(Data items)
* * * * * * *

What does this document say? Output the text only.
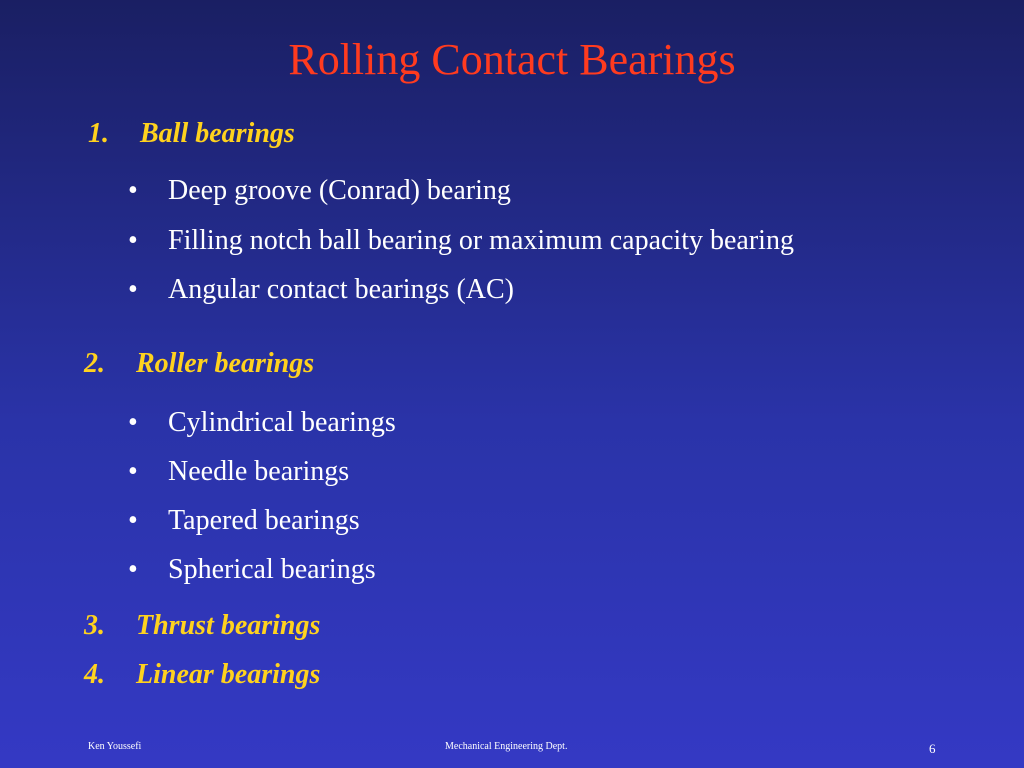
Rolling Contact Bearings
1. Ball bearings
• Deep groove (Conrad) bearing
• Filling notch ball bearing or maximum capacity bearing
• Angular contact bearings (AC)
2. Roller bearings
• Cylindrical bearings
• Needle bearings
• Tapered bearings
• Spherical bearings
3. Thrust bearings
4. Linear bearings
Ken Youssefi	Mechanical Engineering Dept.	6
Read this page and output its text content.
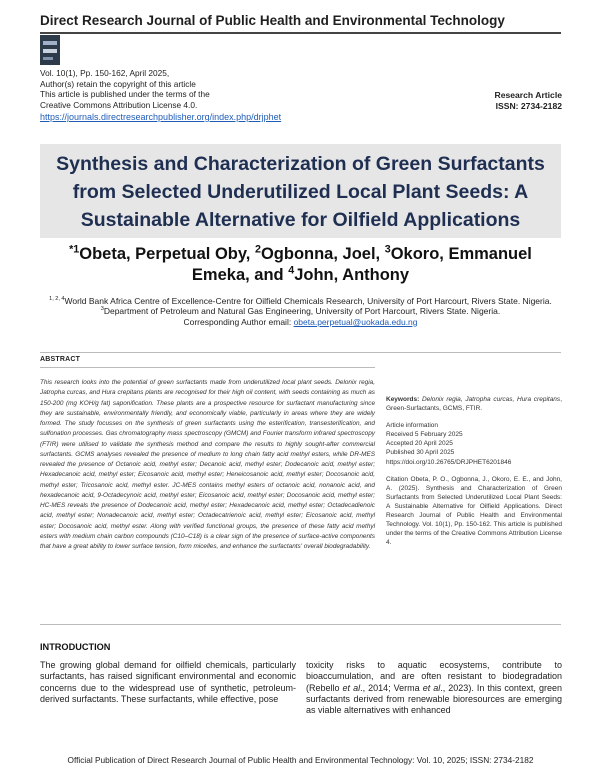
Direct Research Journal of Public Health and Environmental Technology
Vol. 10(1), Pp. 150-162, April 2025,
Author(s) retain the copyright of this article
This article is published under the terms of the
Creative Commons Attribution License 4.0.
https://journals.directresearchpublisher.org/index.php/drjphet
Research Article
ISSN: 2734-2182
Synthesis and Characterization of Green Surfactants
from Selected Underutilized Local Plant Seeds: A
Sustainable Alternative for Oilfield Applications
$^{*1}$Obeta, Perpetual Oby, $^2$Ogbonna, Joel, $^3$Okoro, Emmanuel
Emeka, and $^4$John, Anthony
$^{1, 2, 4}$World Bank Africa Centre of Excellence-Centre for Oilfield Chemicals Research, University of Port Harcourt, Rivers State. Nigeria.
$^3$Department of Petroleum and Natural Gas Engineering, University of Port Harcourt, Rivers State. Nigeria.
Corresponding Author email: obeta.perpetual@uokada.edu.ng
ABSTRACT
This research looks into the potential of green surfactants made from underutilized local plant seeds. Delonix regia, Jatropha curcas, and Hura crepitans plants are recognised for their high oil content, with seeds containing as much as 150-200 (mg KOH/g fat) saponification. These plants are a prospective resource for surfactant manufacturing since they are sustainable, environmentally friendly, and economically viable, particularly in areas where they are widely formed. The study focusses on the synthesis of green surfactants using the esterification, transesterification, and sulfonation processes. Gas chromatography mass spectroscopy (GMCM) and Fourier transform infrared spectroscopy (FTIR) were utilised to validate the synthesis method and compare the results to highly sought-after commercial surfactants. GCMS analyses revealed the presence of medium to long chain fatty acid methyl esters, while DR-MES revealed the presence of Octanoic acid, methyl ester; Decanoic acid, methyl ester; Dodecanoic acid, methyl ester; Hexadecanoic acid, methyl ester; Eicosanoic acid, methyl ester; Heneicosanoic acid, methyl ester; Docosanoic acid, methyl ester; Tricosanoic acid, methyl ester. JC-MES contains methyl esters of octanoic acid, nonanoic acid, and hexadecanoic acid, 9-Octadecynoic acid, methyl ester; Eicosanoic acid, methyl ester; Docosanoic acid, methyl ester; HC-MES reveals the presence of Dodecanoic acid, methyl ester; Hexadecanoic acid, methyl ester; Octadecadienoic acid, methyl ester; Nonadecanoic acid, methyl ester; Octadecatrienoic acid, methyl ester; Eicosanoic acid, methyl ester; Docosanoic acid, methyl ester. Along with verified functional groups, the presence of these fatty acid methyl esters with medium chain carbon compounds (C10–C18) is a clear sign of the presence of surface-active components that have a great ability to lower surface tension, form micelles, and enhance the surfactants' overall biodegradability.
Keywords: Delonix regia, Jatropha curcas, Hura crepitans, Green-Surfactants, GCMS, FTIR.
Article information
Received 5 February 2025
Accepted 20 April 2025
Published 30 April 2025
https://doi.org/10.26765/DRJPHET6201846
Citation Obeta, P. O., Ogbonna, J., Okoro, E. E., and John, A. (2025). Synthesis and Characterization of Green Surfactants from Selected Underutilized Local Plant Seeds: A Sustainable Alternative for Oilfield Applications. Direct Research Journal of Public Health and Environmental Technology. Vol. 10(1), Pp. 150-162. This article is published under the terms of the Creative Commons Attribution License 4.
INTRODUCTION
The growing global demand for oilfield chemicals, particularly surfactants, has raised significant environmental and economic concerns due to the widespread use of synthetic, petroleum-derived surfactants. These surfactants, while effective, pose
toxicity risks to aquatic ecosystems, contribute to bioaccumulation, and are often resistant to biodegradation (Rebello et al., 2014; Verma et al., 2023). In this context, green surfactants derived from renewable bioresources are emerging as viable alternatives with enhanced
Official Publication of Direct Research Journal of Public Health and Environmental Technology: Vol. 10, 2025; ISSN: 2734-2182
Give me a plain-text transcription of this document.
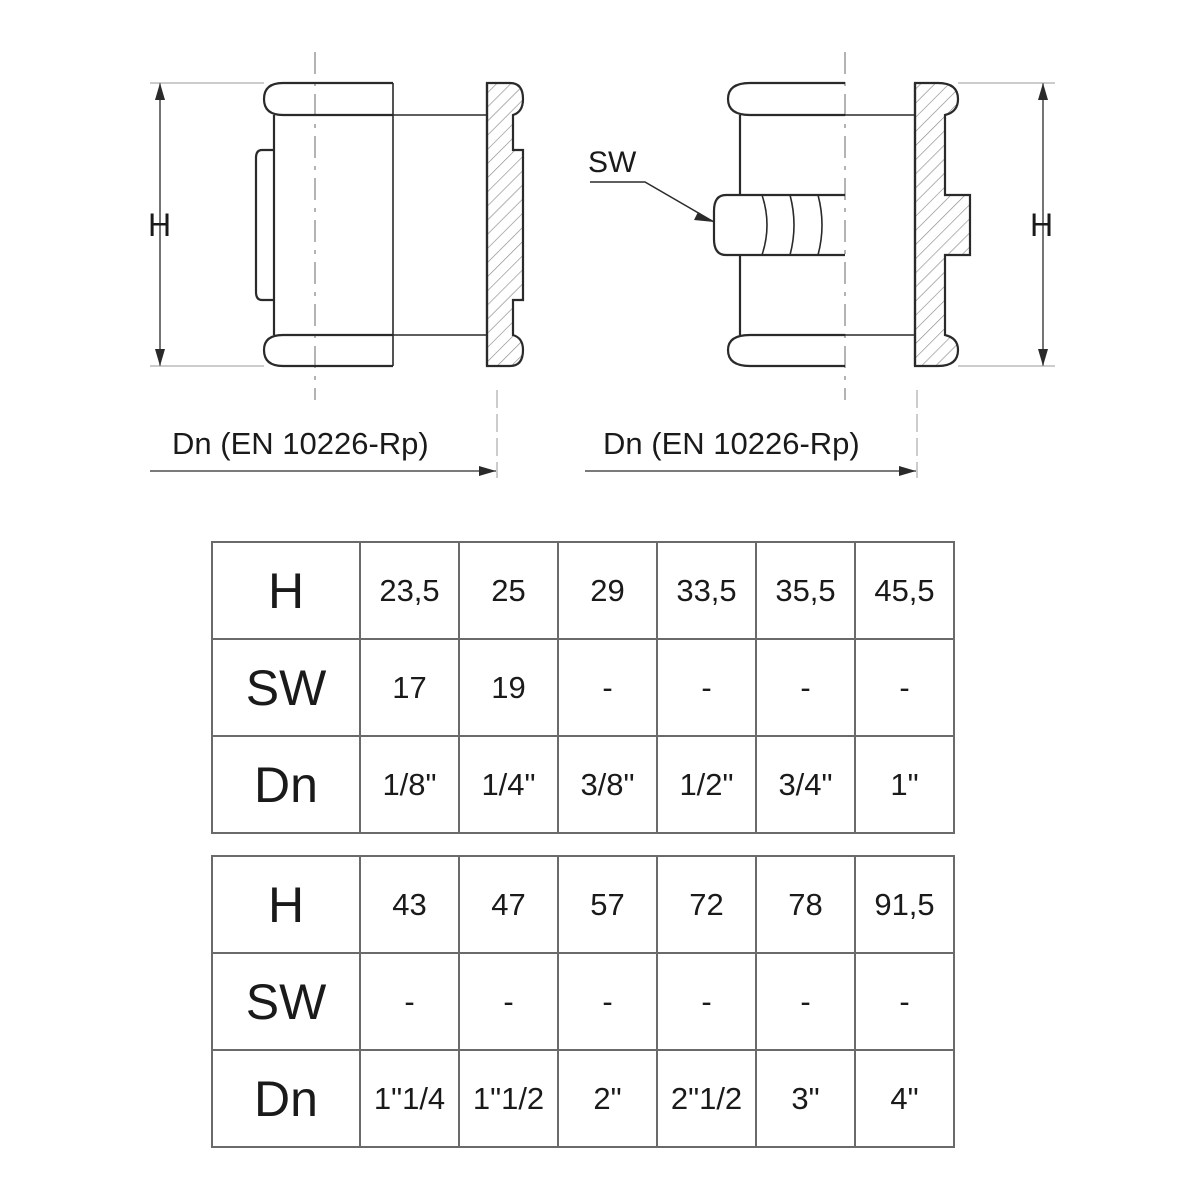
H
Dn (EN 10226-Rp)
SW
H
Dn (EN 10226-Rp)
H	23,5	25	29	33,5	35,5	45,5
SW	17	19	-	-	-	-
Dn	1/8"	1/4"	3/8"	1/2"	3/4"	1"
H	43	47	57	72	78	91,5
SW	-	-	-	-	-	-
Dn	1"1/4	1"1/2	2"	2"1/2	3"	4"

* * * * * * *

TASK » Repeat exactly the lines in the entries from the one containing "Give me a plain-text" to the final line, inclusive, and nothing beyond them; skip pictures.

SOLUTION »
Give me a plain-text transcription of this document.
H
Dn (EN 10226-Rp)
SW
H
Dn (EN 10226-Rp)
H	23,5	25	29	33,5	35,5	45,5
SW	17	19	-	-	-	-
Dn	1/8"	1/4"	3/8"	1/2"	3/4"	1"
H	43	47	57	72	78	91,5
SW	-	-	-	-	-	-
Dn	1"1/4	1"1/2	2"	2"1/2	3"	4"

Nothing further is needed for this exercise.